* [Data provided]:

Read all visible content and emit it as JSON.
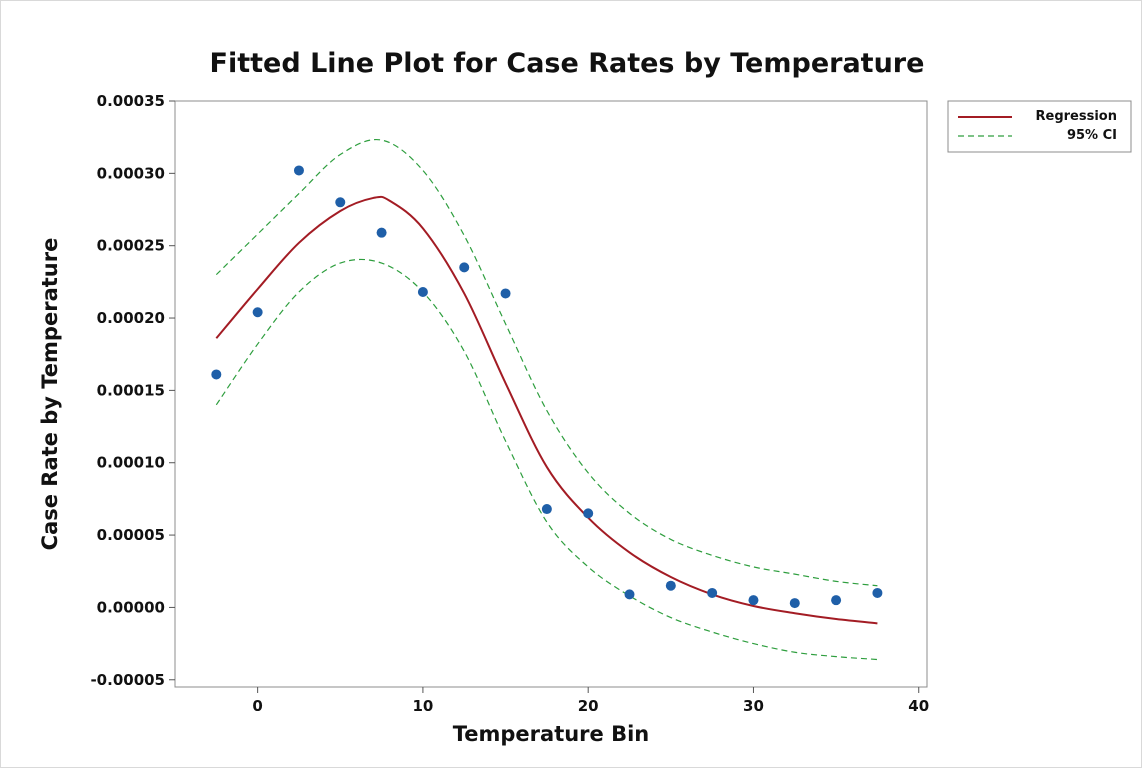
{
  "chart_data": {
    "type": "scatter",
    "title": "Fitted Line Plot for Case Rates by Temperature",
    "xlabel": "Temperature Bin",
    "ylabel": "Case Rate by Temperature",
    "xlim": [
      -5,
      40.5
    ],
    "ylim": [
      -5.5e-05,
      0.00035
    ],
    "x_ticks": [
      0,
      10,
      20,
      30,
      40
    ],
    "y_ticks": [
      -5e-05,
      0,
      5e-05,
      0.0001,
      0.00015,
      0.0002,
      0.00025,
      0.0003,
      0.00035
    ],
    "x_tick_labels": [
      "0",
      "10",
      "20",
      "30",
      "40"
    ],
    "y_tick_labels": [
      "-0.00005",
      "0.00000",
      "0.00005",
      "0.00010",
      "0.00015",
      "0.00020",
      "0.00025",
      "0.00030",
      "0.00035"
    ],
    "grid": false,
    "legend_position": "top-right",
    "legend": [
      {
        "label": "Regression",
        "style": "solid",
        "color": "#a31c24"
      },
      {
        "label": "95% CI",
        "style": "dashed",
        "color": "#2e9e3e"
      }
    ],
    "points": {
      "color": "#1f5fa8",
      "x": [
        -2.5,
        0,
        2.5,
        5,
        7.5,
        10,
        12.5,
        15,
        17.5,
        20,
        22.5,
        25,
        27.5,
        30,
        32.5,
        35,
        37.5
      ],
      "y": [
        0.000161,
        0.000204,
        0.000302,
        0.00028,
        0.000259,
        0.000218,
        0.000235,
        0.000217,
        6.8e-05,
        6.5e-05,
        9e-06,
        1.5e-05,
        1e-05,
        5e-06,
        3e-06,
        5e-06,
        1e-05
      ]
    },
    "series": [
      {
        "name": "Regression",
        "color": "#a31c24",
        "x": [
          -2.5,
          0,
          2.5,
          5,
          7,
          8,
          10,
          12.5,
          15,
          17.5,
          20,
          22.5,
          25,
          27.5,
          30,
          32.5,
          35,
          37.5
        ],
        "y": [
          0.000186,
          0.00022,
          0.000252,
          0.000274,
          0.000283,
          0.000281,
          0.000262,
          0.000217,
          0.000155,
          9.7e-05,
          6.2e-05,
          3.8e-05,
          2.1e-05,
          9e-06,
          1e-06,
          -4e-06,
          -8e-06,
          -1.1e-05
        ]
      },
      {
        "name": "95% CI Upper",
        "color": "#2e9e3e",
        "x": [
          -2.5,
          0,
          2.5,
          5,
          7.5,
          10,
          12.5,
          15,
          17.5,
          20,
          22.5,
          25,
          27.5,
          30,
          32.5,
          35,
          37.5
        ],
        "y": [
          0.00023,
          0.000258,
          0.000286,
          0.000313,
          0.000323,
          0.000302,
          0.000257,
          0.000196,
          0.000136,
          9.3e-05,
          6.5e-05,
          4.7e-05,
          3.6e-05,
          2.8e-05,
          2.3e-05,
          1.8e-05,
          1.5e-05
        ]
      },
      {
        "name": "95% CI Lower",
        "color": "#2e9e3e",
        "x": [
          -2.5,
          0,
          2.5,
          5,
          7.5,
          10,
          12.5,
          15,
          17.5,
          20,
          22.5,
          25,
          27.5,
          30,
          32.5,
          35,
          37.5
        ],
        "y": [
          0.00014,
          0.000182,
          0.000218,
          0.000238,
          0.000238,
          0.000218,
          0.000177,
          0.000115,
          5.9e-05,
          2.8e-05,
          8e-06,
          -7e-06,
          -1.7e-05,
          -2.5e-05,
          -3.1e-05,
          -3.4e-05,
          -3.6e-05
        ]
      }
    ]
  }
}
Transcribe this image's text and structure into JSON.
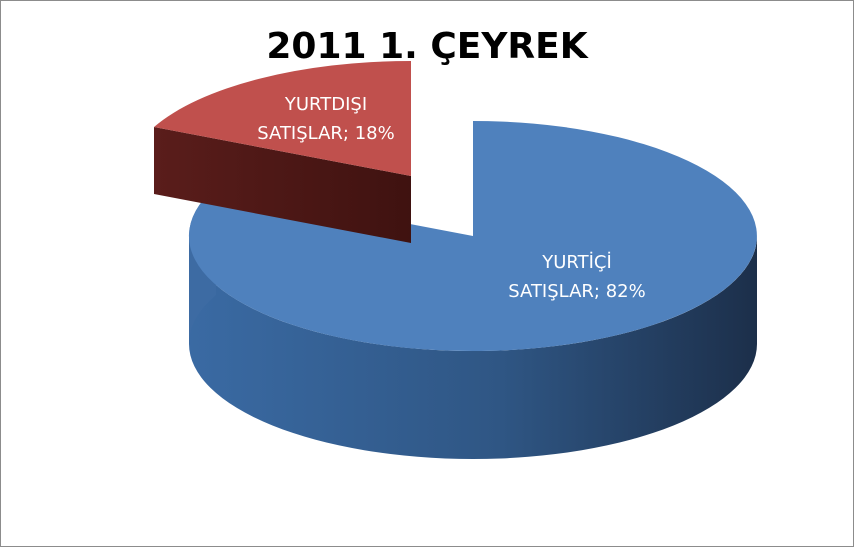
{
  "chart_data": {
    "type": "pie",
    "title": "2011 1. ÇEYREK",
    "three_d": true,
    "exploded": true,
    "slices": [
      {
        "label_line1": "YURTİÇİ",
        "label_line2": "SATIŞLAR; 82%",
        "name": "YURTİÇİ SATIŞLAR",
        "value": 82,
        "color": "#4f81bd"
      },
      {
        "label_line1": "YURTDIŞI",
        "label_line2": "SATIŞLAR; 18%",
        "name": "YURTDIŞI SATIŞLAR",
        "value": 18,
        "color": "#c0504d"
      }
    ],
    "legend": "none"
  }
}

* [Instructions to follow]: Quote the material exactly. Pictures stay out.

* [Complete output]:
Read all visible content and emit it as JSON.
{
  "chart_data": {
    "type": "scatter",
    "title": "Fitted Line Plot for Case Rates by Temperature",
    "xlabel": "Temperature Bin",
    "ylabel": "Case Rate by Temperature",
    "xlim": [
      -5,
      40.5
    ],
    "ylim": [
      -5.5e-05,
      0.00035
    ],
    "x_ticks": [
      0,
      10,
      20,
      30,
      40
    ],
    "y_ticks": [
      -5e-05,
      0,
      5e-05,
      0.0001,
      0.00015,
      0.0002,
      0.00025,
      0.0003,
      0.00035
    ],
    "x_tick_labels": [
      "0",
      "10",
      "20",
      "30",
      "40"
    ],
    "y_tick_labels": [
      "-0.00005",
      "0.00000",
      "0.00005",
      "0.00010",
      "0.00015",
      "0.00020",
      "0.00025",
      "0.00030",
      "0.00035"
    ],
    "grid": false,
    "legend_position": "top-right",
    "legend": [
      {
        "label": "Regression",
        "style": "solid",
        "color": "#a31c24"
      },
      {
        "label": "95% CI",
        "style": "dashed",
        "color": "#2e9e3e"
      }
    ],
    "points": {
      "color": "#1f5fa8",
      "x": [
        -2.5,
        0,
        2.5,
        5,
        7.5,
        10,
        12.5,
        15,
        17.5,
        20,
        22.5,
        25,
        27.5,
        30,
        32.5,
        35,
        37.5
      ],
      "y": [
        0.000161,
        0.000204,
        0.000302,
        0.00028,
        0.000259,
        0.000218,
        0.000235,
        0.000217,
        6.8e-05,
        6.5e-05,
        9e-06,
        1.5e-05,
        1e-05,
        5e-06,
        3e-06,
        5e-06,
        1e-05
      ]
    },
    "series": [
      {
        "name": "Regression",
        "color": "#a31c24",
        "x": [
          -2.5,
          0,
          2.5,
          5,
          7,
          8,
          10,
          12.5,
          15,
          17.5,
          20,
          22.5,
          25,
          27.5,
          30,
          32.5,
          35,
          37.5
        ],
        "y": [
          0.000186,
          0.00022,
          0.000252,
          0.000274,
          0.000283,
          0.000281,
          0.000262,
          0.000217,
          0.000155,
          9.7e-05,
          6.2e-05,
          3.8e-05,
          2.1e-05,
          9e-06,
          1e-06,
          -4e-06,
          -8e-06,
          -1.1e-05
        ]
      },
      {
        "name": "95% CI Upper",
        "color": "#2e9e3e",
        "x": [
          -2.5,
          0,
          2.5,
          5,
          7.5,
          10,
          12.5,
          15,
          17.5,
          20,
          22.5,
          25,
          27.5,
          30,
          32.5,
          35,
          37.5
        ],
        "y": [
          0.00023,
          0.000258,
          0.000286,
          0.000313,
          0.000323,
          0.000302,
          0.000257,
          0.000196,
          0.000136,
          9.3e-05,
          6.5e-05,
          4.7e-05,
          3.6e-05,
          2.8e-05,
          2.3e-05,
          1.8e-05,
          1.5e-05
        ]
      },
      {
        "name": "95% CI Lower",
        "color": "#2e9e3e",
        "x": [
          -2.5,
          0,
          2.5,
          5,
          7.5,
          10,
          12.5,
          15,
          17.5,
          20,
          22.5,
          25,
          27.5,
          30,
          32.5,
          35,
          37.5
        ],
        "y": [
          0.00014,
          0.000182,
          0.000218,
          0.000238,
          0.000238,
          0.000218,
          0.000177,
          0.000115,
          5.9e-05,
          2.8e-05,
          8e-06,
          -7e-06,
          -1.7e-05,
          -2.5e-05,
          -3.1e-05,
          -3.4e-05,
          -3.6e-05
        ]
      }
    ]
  }
}
Transcribe this image's text and structure into JSON.
{
  "chart_data": {
    "type": "pie",
    "title": "2011 1. ÇEYREK",
    "three_d": true,
    "exploded": true,
    "slices": [
      {
        "label_line1": "YURTİÇİ",
        "label_line2": "SATIŞLAR; 82%",
        "name": "YURTİÇİ SATIŞLAR",
        "value": 82,
        "color": "#4f81bd"
      },
      {
        "label_line1": "YURTDIŞI",
        "label_line2": "SATIŞLAR; 18%",
        "name": "YURTDIŞI SATIŞLAR",
        "value": 18,
        "color": "#c0504d"
      }
    ],
    "legend": "none"
  }
}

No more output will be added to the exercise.